— BEGIN Entries —
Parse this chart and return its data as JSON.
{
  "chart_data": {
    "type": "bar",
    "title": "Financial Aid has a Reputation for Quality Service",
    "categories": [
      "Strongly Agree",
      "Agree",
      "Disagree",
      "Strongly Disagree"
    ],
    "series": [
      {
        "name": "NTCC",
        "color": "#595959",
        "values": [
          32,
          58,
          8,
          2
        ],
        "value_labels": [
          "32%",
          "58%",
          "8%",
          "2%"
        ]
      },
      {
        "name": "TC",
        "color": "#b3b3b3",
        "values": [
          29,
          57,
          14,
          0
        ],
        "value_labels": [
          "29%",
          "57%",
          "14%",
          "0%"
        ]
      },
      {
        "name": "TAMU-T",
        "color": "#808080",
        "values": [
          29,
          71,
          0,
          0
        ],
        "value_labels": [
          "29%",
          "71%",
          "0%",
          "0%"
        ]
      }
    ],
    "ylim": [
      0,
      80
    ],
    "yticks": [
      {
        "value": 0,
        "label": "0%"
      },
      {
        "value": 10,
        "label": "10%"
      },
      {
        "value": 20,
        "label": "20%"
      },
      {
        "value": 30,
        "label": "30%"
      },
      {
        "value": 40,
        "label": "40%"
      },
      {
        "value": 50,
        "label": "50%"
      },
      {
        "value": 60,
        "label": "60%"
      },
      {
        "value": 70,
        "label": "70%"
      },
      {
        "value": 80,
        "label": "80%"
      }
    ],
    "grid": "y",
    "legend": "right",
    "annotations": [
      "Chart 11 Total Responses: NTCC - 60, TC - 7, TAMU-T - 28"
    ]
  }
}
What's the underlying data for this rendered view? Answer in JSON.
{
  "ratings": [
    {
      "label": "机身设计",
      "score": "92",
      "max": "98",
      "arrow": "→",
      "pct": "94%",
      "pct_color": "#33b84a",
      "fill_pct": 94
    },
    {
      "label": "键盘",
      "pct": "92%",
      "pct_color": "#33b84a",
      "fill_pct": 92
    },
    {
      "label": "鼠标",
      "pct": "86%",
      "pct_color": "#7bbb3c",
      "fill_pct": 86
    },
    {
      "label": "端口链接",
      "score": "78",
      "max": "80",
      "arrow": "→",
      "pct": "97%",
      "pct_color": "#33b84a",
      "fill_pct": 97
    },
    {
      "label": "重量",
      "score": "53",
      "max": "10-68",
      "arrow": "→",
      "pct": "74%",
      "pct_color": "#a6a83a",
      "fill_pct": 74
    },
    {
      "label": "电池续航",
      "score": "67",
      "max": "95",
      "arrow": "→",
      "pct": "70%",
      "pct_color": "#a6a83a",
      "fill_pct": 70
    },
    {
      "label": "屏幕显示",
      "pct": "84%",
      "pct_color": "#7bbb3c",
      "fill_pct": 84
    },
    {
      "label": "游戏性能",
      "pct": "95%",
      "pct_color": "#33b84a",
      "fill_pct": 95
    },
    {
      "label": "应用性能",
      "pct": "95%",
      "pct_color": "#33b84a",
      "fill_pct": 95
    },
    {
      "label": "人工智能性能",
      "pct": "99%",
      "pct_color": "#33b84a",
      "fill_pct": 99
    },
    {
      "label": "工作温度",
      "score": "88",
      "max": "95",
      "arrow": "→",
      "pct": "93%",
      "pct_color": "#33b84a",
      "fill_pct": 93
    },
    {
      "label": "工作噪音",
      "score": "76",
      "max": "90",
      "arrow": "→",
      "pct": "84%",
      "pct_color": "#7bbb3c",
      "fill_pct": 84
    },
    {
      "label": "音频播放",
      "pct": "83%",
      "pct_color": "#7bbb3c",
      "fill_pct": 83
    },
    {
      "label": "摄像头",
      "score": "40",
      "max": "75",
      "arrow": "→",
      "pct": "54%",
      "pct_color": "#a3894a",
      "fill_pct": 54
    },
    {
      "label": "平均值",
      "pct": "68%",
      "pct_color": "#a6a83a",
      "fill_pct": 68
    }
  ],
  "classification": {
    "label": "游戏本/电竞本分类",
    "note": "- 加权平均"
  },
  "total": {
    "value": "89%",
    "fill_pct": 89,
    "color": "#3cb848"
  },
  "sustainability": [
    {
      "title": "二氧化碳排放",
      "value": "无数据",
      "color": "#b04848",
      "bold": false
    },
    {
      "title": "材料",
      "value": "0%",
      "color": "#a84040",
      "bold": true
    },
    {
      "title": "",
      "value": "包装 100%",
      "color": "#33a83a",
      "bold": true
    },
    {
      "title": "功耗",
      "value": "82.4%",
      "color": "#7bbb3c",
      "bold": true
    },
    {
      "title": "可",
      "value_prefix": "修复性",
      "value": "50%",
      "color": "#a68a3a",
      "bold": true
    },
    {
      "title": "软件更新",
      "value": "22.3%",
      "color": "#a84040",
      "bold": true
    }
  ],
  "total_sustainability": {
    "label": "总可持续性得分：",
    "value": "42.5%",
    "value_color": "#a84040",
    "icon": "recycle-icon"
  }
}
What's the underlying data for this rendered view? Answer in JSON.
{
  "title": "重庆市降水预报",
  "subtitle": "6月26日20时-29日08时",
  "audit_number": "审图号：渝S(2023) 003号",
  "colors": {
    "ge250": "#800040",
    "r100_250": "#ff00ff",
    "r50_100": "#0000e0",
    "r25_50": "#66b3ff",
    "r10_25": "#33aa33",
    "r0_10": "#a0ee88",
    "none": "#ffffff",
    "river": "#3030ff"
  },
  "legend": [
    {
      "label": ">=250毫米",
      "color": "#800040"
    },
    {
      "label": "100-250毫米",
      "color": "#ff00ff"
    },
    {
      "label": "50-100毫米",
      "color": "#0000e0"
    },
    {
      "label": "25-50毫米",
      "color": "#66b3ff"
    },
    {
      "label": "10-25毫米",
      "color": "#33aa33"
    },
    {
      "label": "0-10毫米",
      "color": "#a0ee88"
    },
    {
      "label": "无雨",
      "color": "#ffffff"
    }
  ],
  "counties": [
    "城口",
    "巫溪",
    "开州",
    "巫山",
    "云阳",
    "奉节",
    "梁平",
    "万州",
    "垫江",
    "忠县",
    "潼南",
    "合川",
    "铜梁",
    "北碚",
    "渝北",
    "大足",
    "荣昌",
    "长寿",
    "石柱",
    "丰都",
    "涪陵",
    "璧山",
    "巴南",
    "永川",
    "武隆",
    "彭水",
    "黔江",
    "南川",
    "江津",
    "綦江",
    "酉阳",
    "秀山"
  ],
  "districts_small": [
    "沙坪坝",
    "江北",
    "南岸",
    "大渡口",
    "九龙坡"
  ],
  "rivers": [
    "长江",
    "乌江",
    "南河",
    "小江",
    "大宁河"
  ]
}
— END Entries —
■ **What is being asked**
From the records above, extract each line exactly as shown.

■ **Answer**
Parse this chart and return its data as JSON.
{
  "chart_data": {
    "type": "bar",
    "title": "Financial Aid has a Reputation for Quality Service",
    "categories": [
      "Strongly Agree",
      "Agree",
      "Disagree",
      "Strongly Disagree"
    ],
    "series": [
      {
        "name": "NTCC",
        "color": "#595959",
        "values": [
          32,
          58,
          8,
          2
        ],
        "value_labels": [
          "32%",
          "58%",
          "8%",
          "2%"
        ]
      },
      {
        "name": "TC",
        "color": "#b3b3b3",
        "values": [
          29,
          57,
          14,
          0
        ],
        "value_labels": [
          "29%",
          "57%",
          "14%",
          "0%"
        ]
      },
      {
        "name": "TAMU-T",
        "color": "#808080",
        "values": [
          29,
          71,
          0,
          0
        ],
        "value_labels": [
          "29%",
          "71%",
          "0%",
          "0%"
        ]
      }
    ],
    "ylim": [
      0,
      80
    ],
    "yticks": [
      {
        "value": 0,
        "label": "0%"
      },
      {
        "value": 10,
        "label": "10%"
      },
      {
        "value": 20,
        "label": "20%"
      },
      {
        "value": 30,
        "label": "30%"
      },
      {
        "value": 40,
        "label": "40%"
      },
      {
        "value": 50,
        "label": "50%"
      },
      {
        "value": 60,
        "label": "60%"
      },
      {
        "value": 70,
        "label": "70%"
      },
      {
        "value": 80,
        "label": "80%"
      }
    ],
    "grid": "y",
    "legend": "right",
    "annotations": [
      "Chart 11 Total Responses: NTCC - 60, TC - 7, TAMU-T - 28"
    ]
  }
}
What's the underlying data for this rendered view? Answer in JSON.
{
  "ratings": [
    {
      "label": "机身设计",
      "score": "92",
      "max": "98",
      "arrow": "→",
      "pct": "94%",
      "pct_color": "#33b84a",
      "fill_pct": 94
    },
    {
      "label": "键盘",
      "pct": "92%",
      "pct_color": "#33b84a",
      "fill_pct": 92
    },
    {
      "label": "鼠标",
      "pct": "86%",
      "pct_color": "#7bbb3c",
      "fill_pct": 86
    },
    {
      "label": "端口链接",
      "score": "78",
      "max": "80",
      "arrow": "→",
      "pct": "97%",
      "pct_color": "#33b84a",
      "fill_pct": 97
    },
    {
      "label": "重量",
      "score": "53",
      "max": "10-68",
      "arrow": "→",
      "pct": "74%",
      "pct_color": "#a6a83a",
      "fill_pct": 74
    },
    {
      "label": "电池续航",
      "score": "67",
      "max": "95",
      "arrow": "→",
      "pct": "70%",
      "pct_color": "#a6a83a",
      "fill_pct": 70
    },
    {
      "label": "屏幕显示",
      "pct": "84%",
      "pct_color": "#7bbb3c",
      "fill_pct": 84
    },
    {
      "label": "游戏性能",
      "pct": "95%",
      "pct_color": "#33b84a",
      "fill_pct": 95
    },
    {
      "label": "应用性能",
      "pct": "95%",
      "pct_color": "#33b84a",
      "fill_pct": 95
    },
    {
      "label": "人工智能性能",
      "pct": "99%",
      "pct_color": "#33b84a",
      "fill_pct": 99
    },
    {
      "label": "工作温度",
      "score": "88",
      "max": "95",
      "arrow": "→",
      "pct": "93%",
      "pct_color": "#33b84a",
      "fill_pct": 93
    },
    {
      "label": "工作噪音",
      "score": "76",
      "max": "90",
      "arrow": "→",
      "pct": "84%",
      "pct_color": "#7bbb3c",
      "fill_pct": 84
    },
    {
      "label": "音频播放",
      "pct": "83%",
      "pct_color": "#7bbb3c",
      "fill_pct": 83
    },
    {
      "label": "摄像头",
      "score": "40",
      "max": "75",
      "arrow": "→",
      "pct": "54%",
      "pct_color": "#a3894a",
      "fill_pct": 54
    },
    {
      "label": "平均值",
      "pct": "68%",
      "pct_color": "#a6a83a",
      "fill_pct": 68
    }
  ],
  "classification": {
    "label": "游戏本/电竞本分类",
    "note": "- 加权平均"
  },
  "total": {
    "value": "89%",
    "fill_pct": 89,
    "color": "#3cb848"
  },
  "sustainability": [
    {
      "title": "二氧化碳排放",
      "value": "无数据",
      "color": "#b04848",
      "bold": false
    },
    {
      "title": "材料",
      "value": "0%",
      "color": "#a84040",
      "bold": true
    },
    {
      "title": "",
      "value": "包装 100%",
      "color": "#33a83a",
      "bold": true
    },
    {
      "title": "功耗",
      "value": "82.4%",
      "color": "#7bbb3c",
      "bold": true
    },
    {
      "title": "可",
      "value_prefix": "修复性",
      "value": "50%",
      "color": "#a68a3a",
      "bold": true
    },
    {
      "title": "软件更新",
      "value": "22.3%",
      "color": "#a84040",
      "bold": true
    }
  ],
  "total_sustainability": {
    "label": "总可持续性得分：",
    "value": "42.5%",
    "value_color": "#a84040",
    "icon": "recycle-icon"
  }
}
What's the underlying data for this rendered view? Answer in JSON.
{
  "title": "重庆市降水预报",
  "subtitle": "6月26日20时-29日08时",
  "audit_number": "审图号：渝S(2023) 003号",
  "colors": {
    "ge250": "#800040",
    "r100_250": "#ff00ff",
    "r50_100": "#0000e0",
    "r25_50": "#66b3ff",
    "r10_25": "#33aa33",
    "r0_10": "#a0ee88",
    "none": "#ffffff",
    "river": "#3030ff"
  },
  "legend": [
    {
      "label": ">=250毫米",
      "color": "#800040"
    },
    {
      "label": "100-250毫米",
      "color": "#ff00ff"
    },
    {
      "label": "50-100毫米",
      "color": "#0000e0"
    },
    {
      "label": "25-50毫米",
      "color": "#66b3ff"
    },
    {
      "label": "10-25毫米",
      "color": "#33aa33"
    },
    {
      "label": "0-10毫米",
      "color": "#a0ee88"
    },
    {
      "label": "无雨",
      "color": "#ffffff"
    }
  ],
  "counties": [
    "城口",
    "巫溪",
    "开州",
    "巫山",
    "云阳",
    "奉节",
    "梁平",
    "万州",
    "垫江",
    "忠县",
    "潼南",
    "合川",
    "铜梁",
    "北碚",
    "渝北",
    "大足",
    "荣昌",
    "长寿",
    "石柱",
    "丰都",
    "涪陵",
    "璧山",
    "巴南",
    "永川",
    "武隆",
    "彭水",
    "黔江",
    "南川",
    "江津",
    "綦江",
    "酉阳",
    "秀山"
  ],
  "districts_small": [
    "沙坪坝",
    "江北",
    "南岸",
    "大渡口",
    "九龙坡"
  ],
  "rivers": [
    "长江",
    "乌江",
    "南河",
    "小江",
    "大宁河"
  ]
}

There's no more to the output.